Description of the task: Set down the material below word for word, excluding the pictures.

Material:
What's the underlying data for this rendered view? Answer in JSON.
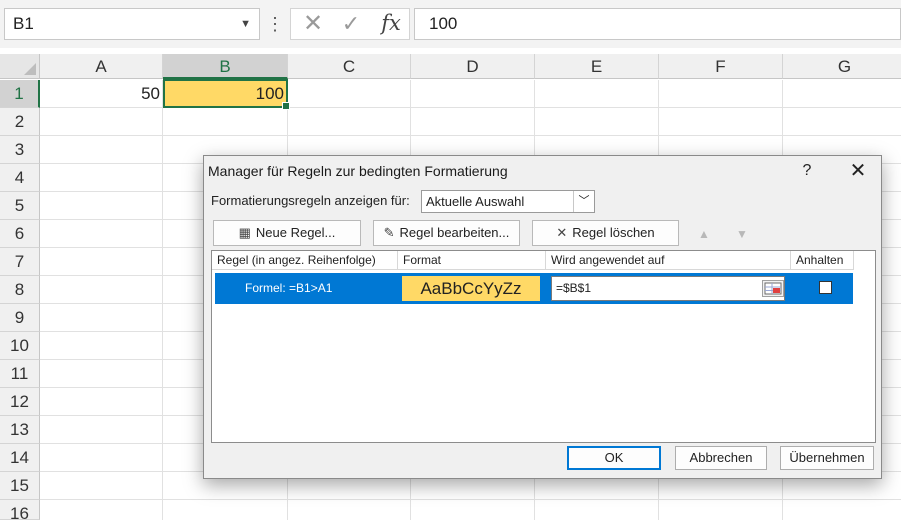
{
  "formula_bar": {
    "name_box": "B1",
    "formula": "100",
    "fx_label": "fx",
    "icons": {
      "dropdown": "chevron-down-icon",
      "more": "vertical-dots-icon",
      "cancel": "x-icon",
      "enter": "check-icon"
    }
  },
  "columns": [
    "A",
    "B",
    "C",
    "D",
    "E",
    "F",
    "G"
  ],
  "rows": [
    "1",
    "2",
    "3",
    "4",
    "5",
    "6",
    "7",
    "8",
    "9",
    "10",
    "11",
    "12",
    "13",
    "14",
    "15",
    "16"
  ],
  "cells": {
    "A1": "50",
    "B1": "100"
  },
  "selection": {
    "cell": "B1",
    "column": "B",
    "row": "1",
    "fill_color": "#ffd966",
    "accent_color": "#217346"
  },
  "dialog": {
    "title": "Manager für Regeln zur bedingten Formatierung",
    "help": "?",
    "close": "✕",
    "show_rules_label": "Formatierungsregeln anzeigen für:",
    "show_rules_value": "Aktuelle Auswahl",
    "buttons": {
      "new_rule": "Neue Regel...",
      "edit_rule": "Regel bearbeiten...",
      "delete_rule": "Regel löschen",
      "ok": "OK",
      "cancel": "Abbrechen",
      "apply": "Übernehmen"
    },
    "columns": {
      "rule": "Regel (in angez. Reihenfolge)",
      "format": "Format",
      "applies_to": "Wird angewendet auf",
      "stop_if_true": "Anhalten"
    },
    "rules": [
      {
        "rule": "Formel: =B1>A1",
        "format_preview": "AaBbCcYyZz",
        "applies_to": "=$B$1",
        "stop_if_true": false
      }
    ],
    "selected_row_color": "#0078d4"
  }
}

Response to this task:
What's the underlying data for this rendered view? Answer in JSON.
{
  "formula_bar": {
    "name_box": "B1",
    "formula": "100",
    "fx_label": "fx",
    "icons": {
      "dropdown": "chevron-down-icon",
      "more": "vertical-dots-icon",
      "cancel": "x-icon",
      "enter": "check-icon"
    }
  },
  "columns": [
    "A",
    "B",
    "C",
    "D",
    "E",
    "F",
    "G"
  ],
  "rows": [
    "1",
    "2",
    "3",
    "4",
    "5",
    "6",
    "7",
    "8",
    "9",
    "10",
    "11",
    "12",
    "13",
    "14",
    "15",
    "16"
  ],
  "cells": {
    "A1": "50",
    "B1": "100"
  },
  "selection": {
    "cell": "B1",
    "column": "B",
    "row": "1",
    "fill_color": "#ffd966",
    "accent_color": "#217346"
  },
  "dialog": {
    "title": "Manager für Regeln zur bedingten Formatierung",
    "help": "?",
    "close": "✕",
    "show_rules_label": "Formatierungsregeln anzeigen für:",
    "show_rules_value": "Aktuelle Auswahl",
    "buttons": {
      "new_rule": "Neue Regel...",
      "edit_rule": "Regel bearbeiten...",
      "delete_rule": "Regel löschen",
      "ok": "OK",
      "cancel": "Abbrechen",
      "apply": "Übernehmen"
    },
    "columns": {
      "rule": "Regel (in angez. Reihenfolge)",
      "format": "Format",
      "applies_to": "Wird angewendet auf",
      "stop_if_true": "Anhalten"
    },
    "rules": [
      {
        "rule": "Formel: =B1>A1",
        "format_preview": "AaBbCcYyZz",
        "applies_to": "=$B$1",
        "stop_if_true": false
      }
    ],
    "selected_row_color": "#0078d4"
  }
}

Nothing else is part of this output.